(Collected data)
::::::::
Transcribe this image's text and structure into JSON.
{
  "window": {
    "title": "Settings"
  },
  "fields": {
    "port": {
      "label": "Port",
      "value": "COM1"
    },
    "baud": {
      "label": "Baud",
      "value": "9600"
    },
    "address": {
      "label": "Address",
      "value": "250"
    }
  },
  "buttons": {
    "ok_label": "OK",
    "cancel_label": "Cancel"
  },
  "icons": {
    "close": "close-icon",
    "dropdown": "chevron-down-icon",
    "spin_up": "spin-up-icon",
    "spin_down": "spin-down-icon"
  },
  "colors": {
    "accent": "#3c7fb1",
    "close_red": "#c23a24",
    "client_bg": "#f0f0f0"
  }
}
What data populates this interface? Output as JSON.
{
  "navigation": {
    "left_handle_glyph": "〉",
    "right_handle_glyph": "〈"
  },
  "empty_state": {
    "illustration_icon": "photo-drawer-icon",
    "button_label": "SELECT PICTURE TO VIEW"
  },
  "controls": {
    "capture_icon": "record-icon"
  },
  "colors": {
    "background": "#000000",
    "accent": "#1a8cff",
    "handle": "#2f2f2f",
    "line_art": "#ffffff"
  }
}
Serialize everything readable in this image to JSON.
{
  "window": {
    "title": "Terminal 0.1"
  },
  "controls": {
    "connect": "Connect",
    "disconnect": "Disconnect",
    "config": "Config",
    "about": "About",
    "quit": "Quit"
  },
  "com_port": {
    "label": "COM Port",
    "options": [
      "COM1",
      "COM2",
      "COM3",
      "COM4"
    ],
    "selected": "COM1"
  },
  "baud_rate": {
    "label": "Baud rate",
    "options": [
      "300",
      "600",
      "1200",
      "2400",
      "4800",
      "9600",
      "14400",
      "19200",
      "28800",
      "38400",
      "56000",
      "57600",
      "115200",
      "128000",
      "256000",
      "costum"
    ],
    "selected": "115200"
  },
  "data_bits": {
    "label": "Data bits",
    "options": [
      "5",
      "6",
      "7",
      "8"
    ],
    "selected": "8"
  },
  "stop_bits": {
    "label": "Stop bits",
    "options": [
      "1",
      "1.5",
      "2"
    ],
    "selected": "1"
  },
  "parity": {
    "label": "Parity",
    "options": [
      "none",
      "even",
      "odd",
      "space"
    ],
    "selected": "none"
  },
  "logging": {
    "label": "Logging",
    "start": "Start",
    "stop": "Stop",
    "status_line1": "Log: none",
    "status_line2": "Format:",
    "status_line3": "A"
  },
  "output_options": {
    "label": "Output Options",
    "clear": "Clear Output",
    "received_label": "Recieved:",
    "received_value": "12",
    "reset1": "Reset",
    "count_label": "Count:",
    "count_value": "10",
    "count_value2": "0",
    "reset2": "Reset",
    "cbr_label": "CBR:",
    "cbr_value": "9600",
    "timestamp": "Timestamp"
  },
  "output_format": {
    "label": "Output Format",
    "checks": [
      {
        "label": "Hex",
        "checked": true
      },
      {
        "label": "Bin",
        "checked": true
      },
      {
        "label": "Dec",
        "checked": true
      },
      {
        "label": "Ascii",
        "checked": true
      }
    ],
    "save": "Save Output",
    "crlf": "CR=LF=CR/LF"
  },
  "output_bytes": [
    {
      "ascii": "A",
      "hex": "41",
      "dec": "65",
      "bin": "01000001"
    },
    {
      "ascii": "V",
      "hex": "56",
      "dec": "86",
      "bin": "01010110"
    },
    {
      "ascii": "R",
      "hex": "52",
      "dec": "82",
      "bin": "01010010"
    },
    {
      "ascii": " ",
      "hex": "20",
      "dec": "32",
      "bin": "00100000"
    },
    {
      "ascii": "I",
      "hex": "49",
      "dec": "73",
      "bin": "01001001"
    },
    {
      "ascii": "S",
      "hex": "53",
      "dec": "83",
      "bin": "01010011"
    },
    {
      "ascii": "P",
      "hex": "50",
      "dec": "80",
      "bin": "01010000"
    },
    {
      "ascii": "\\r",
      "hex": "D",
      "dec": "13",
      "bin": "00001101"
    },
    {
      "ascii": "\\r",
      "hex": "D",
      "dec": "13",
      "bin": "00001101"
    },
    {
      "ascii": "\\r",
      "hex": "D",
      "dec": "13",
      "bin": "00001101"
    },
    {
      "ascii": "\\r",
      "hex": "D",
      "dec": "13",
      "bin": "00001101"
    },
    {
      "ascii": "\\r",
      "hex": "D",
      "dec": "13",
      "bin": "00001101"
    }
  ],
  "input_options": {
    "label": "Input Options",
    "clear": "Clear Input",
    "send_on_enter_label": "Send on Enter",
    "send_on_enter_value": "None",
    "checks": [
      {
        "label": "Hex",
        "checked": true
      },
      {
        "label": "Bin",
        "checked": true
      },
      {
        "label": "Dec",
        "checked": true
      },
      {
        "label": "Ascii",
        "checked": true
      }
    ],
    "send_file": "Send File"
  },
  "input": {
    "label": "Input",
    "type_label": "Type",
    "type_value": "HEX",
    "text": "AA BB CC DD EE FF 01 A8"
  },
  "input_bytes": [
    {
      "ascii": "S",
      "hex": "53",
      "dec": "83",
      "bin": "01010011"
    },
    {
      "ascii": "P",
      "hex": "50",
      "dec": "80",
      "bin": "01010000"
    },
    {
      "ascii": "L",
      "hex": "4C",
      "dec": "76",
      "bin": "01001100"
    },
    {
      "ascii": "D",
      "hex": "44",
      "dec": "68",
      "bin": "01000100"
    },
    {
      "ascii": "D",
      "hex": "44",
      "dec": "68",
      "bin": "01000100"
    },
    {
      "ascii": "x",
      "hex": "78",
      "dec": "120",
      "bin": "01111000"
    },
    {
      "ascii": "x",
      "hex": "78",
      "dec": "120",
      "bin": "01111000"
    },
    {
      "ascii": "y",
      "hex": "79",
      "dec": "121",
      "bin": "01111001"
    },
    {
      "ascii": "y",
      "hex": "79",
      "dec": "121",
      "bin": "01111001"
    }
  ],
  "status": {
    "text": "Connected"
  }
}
::::::::
Task requirements: All the entries above need to be reproduced exactly.

Task answer:
Transcribe this image's text and structure into JSON.
{
  "window": {
    "title": "Settings"
  },
  "fields": {
    "port": {
      "label": "Port",
      "value": "COM1"
    },
    "baud": {
      "label": "Baud",
      "value": "9600"
    },
    "address": {
      "label": "Address",
      "value": "250"
    }
  },
  "buttons": {
    "ok_label": "OK",
    "cancel_label": "Cancel"
  },
  "icons": {
    "close": "close-icon",
    "dropdown": "chevron-down-icon",
    "spin_up": "spin-up-icon",
    "spin_down": "spin-down-icon"
  },
  "colors": {
    "accent": "#3c7fb1",
    "close_red": "#c23a24",
    "client_bg": "#f0f0f0"
  }
}
What data populates this interface? Output as JSON.
{
  "navigation": {
    "left_handle_glyph": "〉",
    "right_handle_glyph": "〈"
  },
  "empty_state": {
    "illustration_icon": "photo-drawer-icon",
    "button_label": "SELECT PICTURE TO VIEW"
  },
  "controls": {
    "capture_icon": "record-icon"
  },
  "colors": {
    "background": "#000000",
    "accent": "#1a8cff",
    "handle": "#2f2f2f",
    "line_art": "#ffffff"
  }
}
Serialize everything readable in this image to JSON.
{
  "window": {
    "title": "Terminal 0.1"
  },
  "controls": {
    "connect": "Connect",
    "disconnect": "Disconnect",
    "config": "Config",
    "about": "About",
    "quit": "Quit"
  },
  "com_port": {
    "label": "COM Port",
    "options": [
      "COM1",
      "COM2",
      "COM3",
      "COM4"
    ],
    "selected": "COM1"
  },
  "baud_rate": {
    "label": "Baud rate",
    "options": [
      "300",
      "600",
      "1200",
      "2400",
      "4800",
      "9600",
      "14400",
      "19200",
      "28800",
      "38400",
      "56000",
      "57600",
      "115200",
      "128000",
      "256000",
      "costum"
    ],
    "selected": "115200"
  },
  "data_bits": {
    "label": "Data bits",
    "options": [
      "5",
      "6",
      "7",
      "8"
    ],
    "selected": "8"
  },
  "stop_bits": {
    "label": "Stop bits",
    "options": [
      "1",
      "1.5",
      "2"
    ],
    "selected": "1"
  },
  "parity": {
    "label": "Parity",
    "options": [
      "none",
      "even",
      "odd",
      "space"
    ],
    "selected": "none"
  },
  "logging": {
    "label": "Logging",
    "start": "Start",
    "stop": "Stop",
    "status_line1": "Log: none",
    "status_line2": "Format:",
    "status_line3": "A"
  },
  "output_options": {
    "label": "Output Options",
    "clear": "Clear Output",
    "received_label": "Recieved:",
    "received_value": "12",
    "reset1": "Reset",
    "count_label": "Count:",
    "count_value": "10",
    "count_value2": "0",
    "reset2": "Reset",
    "cbr_label": "CBR:",
    "cbr_value": "9600",
    "timestamp": "Timestamp"
  },
  "output_format": {
    "label": "Output Format",
    "checks": [
      {
        "label": "Hex",
        "checked": true
      },
      {
        "label": "Bin",
        "checked": true
      },
      {
        "label": "Dec",
        "checked": true
      },
      {
        "label": "Ascii",
        "checked": true
      }
    ],
    "save": "Save Output",
    "crlf": "CR=LF=CR/LF"
  },
  "output_bytes": [
    {
      "ascii": "A",
      "hex": "41",
      "dec": "65",
      "bin": "01000001"
    },
    {
      "ascii": "V",
      "hex": "56",
      "dec": "86",
      "bin": "01010110"
    },
    {
      "ascii": "R",
      "hex": "52",
      "dec": "82",
      "bin": "01010010"
    },
    {
      "ascii": " ",
      "hex": "20",
      "dec": "32",
      "bin": "00100000"
    },
    {
      "ascii": "I",
      "hex": "49",
      "dec": "73",
      "bin": "01001001"
    },
    {
      "ascii": "S",
      "hex": "53",
      "dec": "83",
      "bin": "01010011"
    },
    {
      "ascii": "P",
      "hex": "50",
      "dec": "80",
      "bin": "01010000"
    },
    {
      "ascii": "\\r",
      "hex": "D",
      "dec": "13",
      "bin": "00001101"
    },
    {
      "ascii": "\\r",
      "hex": "D",
      "dec": "13",
      "bin": "00001101"
    },
    {
      "ascii": "\\r",
      "hex": "D",
      "dec": "13",
      "bin": "00001101"
    },
    {
      "ascii": "\\r",
      "hex": "D",
      "dec": "13",
      "bin": "00001101"
    },
    {
      "ascii": "\\r",
      "hex": "D",
      "dec": "13",
      "bin": "00001101"
    }
  ],
  "input_options": {
    "label": "Input Options",
    "clear": "Clear Input",
    "send_on_enter_label": "Send on Enter",
    "send_on_enter_value": "None",
    "checks": [
      {
        "label": "Hex",
        "checked": true
      },
      {
        "label": "Bin",
        "checked": true
      },
      {
        "label": "Dec",
        "checked": true
      },
      {
        "label": "Ascii",
        "checked": true
      }
    ],
    "send_file": "Send File"
  },
  "input": {
    "label": "Input",
    "type_label": "Type",
    "type_value": "HEX",
    "text": "AA BB CC DD EE FF 01 A8"
  },
  "input_bytes": [
    {
      "ascii": "S",
      "hex": "53",
      "dec": "83",
      "bin": "01010011"
    },
    {
      "ascii": "P",
      "hex": "50",
      "dec": "80",
      "bin": "01010000"
    },
    {
      "ascii": "L",
      "hex": "4C",
      "dec": "76",
      "bin": "01001100"
    },
    {
      "ascii": "D",
      "hex": "44",
      "dec": "68",
      "bin": "01000100"
    },
    {
      "ascii": "D",
      "hex": "44",
      "dec": "68",
      "bin": "01000100"
    },
    {
      "ascii": "x",
      "hex": "78",
      "dec": "120",
      "bin": "01111000"
    },
    {
      "ascii": "x",
      "hex": "78",
      "dec": "120",
      "bin": "01111000"
    },
    {
      "ascii": "y",
      "hex": "79",
      "dec": "121",
      "bin": "01111001"
    },
    {
      "ascii": "y",
      "hex": "79",
      "dec": "121",
      "bin": "01111001"
    }
  ],
  "status": {
    "text": "Connected"
  }
}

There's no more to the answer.